# [Records supplied]

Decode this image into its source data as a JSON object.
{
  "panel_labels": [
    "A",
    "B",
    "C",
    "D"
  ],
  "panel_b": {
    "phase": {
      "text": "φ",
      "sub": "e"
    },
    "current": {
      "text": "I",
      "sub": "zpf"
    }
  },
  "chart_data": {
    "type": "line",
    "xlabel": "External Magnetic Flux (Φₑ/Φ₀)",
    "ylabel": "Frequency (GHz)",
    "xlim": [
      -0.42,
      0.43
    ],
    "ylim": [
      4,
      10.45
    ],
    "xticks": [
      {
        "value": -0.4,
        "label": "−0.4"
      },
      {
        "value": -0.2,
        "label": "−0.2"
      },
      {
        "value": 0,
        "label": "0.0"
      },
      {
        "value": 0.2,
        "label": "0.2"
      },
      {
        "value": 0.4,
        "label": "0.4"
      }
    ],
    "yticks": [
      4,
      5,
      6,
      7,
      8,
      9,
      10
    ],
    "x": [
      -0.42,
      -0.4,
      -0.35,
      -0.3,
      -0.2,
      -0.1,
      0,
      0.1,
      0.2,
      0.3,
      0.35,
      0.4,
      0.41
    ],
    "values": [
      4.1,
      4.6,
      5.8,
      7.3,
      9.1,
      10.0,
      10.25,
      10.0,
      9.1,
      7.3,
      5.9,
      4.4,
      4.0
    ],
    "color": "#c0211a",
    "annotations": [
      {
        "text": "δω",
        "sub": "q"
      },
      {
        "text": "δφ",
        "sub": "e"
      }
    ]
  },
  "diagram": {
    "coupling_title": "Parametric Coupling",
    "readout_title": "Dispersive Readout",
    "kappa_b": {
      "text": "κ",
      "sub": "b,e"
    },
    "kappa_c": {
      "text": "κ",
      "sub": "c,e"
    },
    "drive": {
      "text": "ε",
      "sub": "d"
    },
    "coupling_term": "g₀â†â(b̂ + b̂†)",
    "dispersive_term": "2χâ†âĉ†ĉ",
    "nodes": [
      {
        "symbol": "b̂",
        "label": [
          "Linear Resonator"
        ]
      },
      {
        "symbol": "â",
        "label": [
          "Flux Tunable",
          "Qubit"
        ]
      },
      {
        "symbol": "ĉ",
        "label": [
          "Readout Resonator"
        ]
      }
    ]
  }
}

# [Directive]
Retype all of the material above with every character intact.

# [Task result]
Decode this image into its source data as a JSON object.
{
  "panel_labels": [
    "A",
    "B",
    "C",
    "D"
  ],
  "panel_b": {
    "phase": {
      "text": "φ",
      "sub": "e"
    },
    "current": {
      "text": "I",
      "sub": "zpf"
    }
  },
  "chart_data": {
    "type": "line",
    "xlabel": "External Magnetic Flux (Φₑ/Φ₀)",
    "ylabel": "Frequency (GHz)",
    "xlim": [
      -0.42,
      0.43
    ],
    "ylim": [
      4,
      10.45
    ],
    "xticks": [
      {
        "value": -0.4,
        "label": "−0.4"
      },
      {
        "value": -0.2,
        "label": "−0.2"
      },
      {
        "value": 0,
        "label": "0.0"
      },
      {
        "value": 0.2,
        "label": "0.2"
      },
      {
        "value": 0.4,
        "label": "0.4"
      }
    ],
    "yticks": [
      4,
      5,
      6,
      7,
      8,
      9,
      10
    ],
    "x": [
      -0.42,
      -0.4,
      -0.35,
      -0.3,
      -0.2,
      -0.1,
      0,
      0.1,
      0.2,
      0.3,
      0.35,
      0.4,
      0.41
    ],
    "values": [
      4.1,
      4.6,
      5.8,
      7.3,
      9.1,
      10.0,
      10.25,
      10.0,
      9.1,
      7.3,
      5.9,
      4.4,
      4.0
    ],
    "color": "#c0211a",
    "annotations": [
      {
        "text": "δω",
        "sub": "q"
      },
      {
        "text": "δφ",
        "sub": "e"
      }
    ]
  },
  "diagram": {
    "coupling_title": "Parametric Coupling",
    "readout_title": "Dispersive Readout",
    "kappa_b": {
      "text": "κ",
      "sub": "b,e"
    },
    "kappa_c": {
      "text": "κ",
      "sub": "c,e"
    },
    "drive": {
      "text": "ε",
      "sub": "d"
    },
    "coupling_term": "g₀â†â(b̂ + b̂†)",
    "dispersive_term": "2χâ†âĉ†ĉ",
    "nodes": [
      {
        "symbol": "b̂",
        "label": [
          "Linear Resonator"
        ]
      },
      {
        "symbol": "â",
        "label": [
          "Flux Tunable",
          "Qubit"
        ]
      },
      {
        "symbol": "ĉ",
        "label": [
          "Readout Resonator"
        ]
      }
    ]
  }
}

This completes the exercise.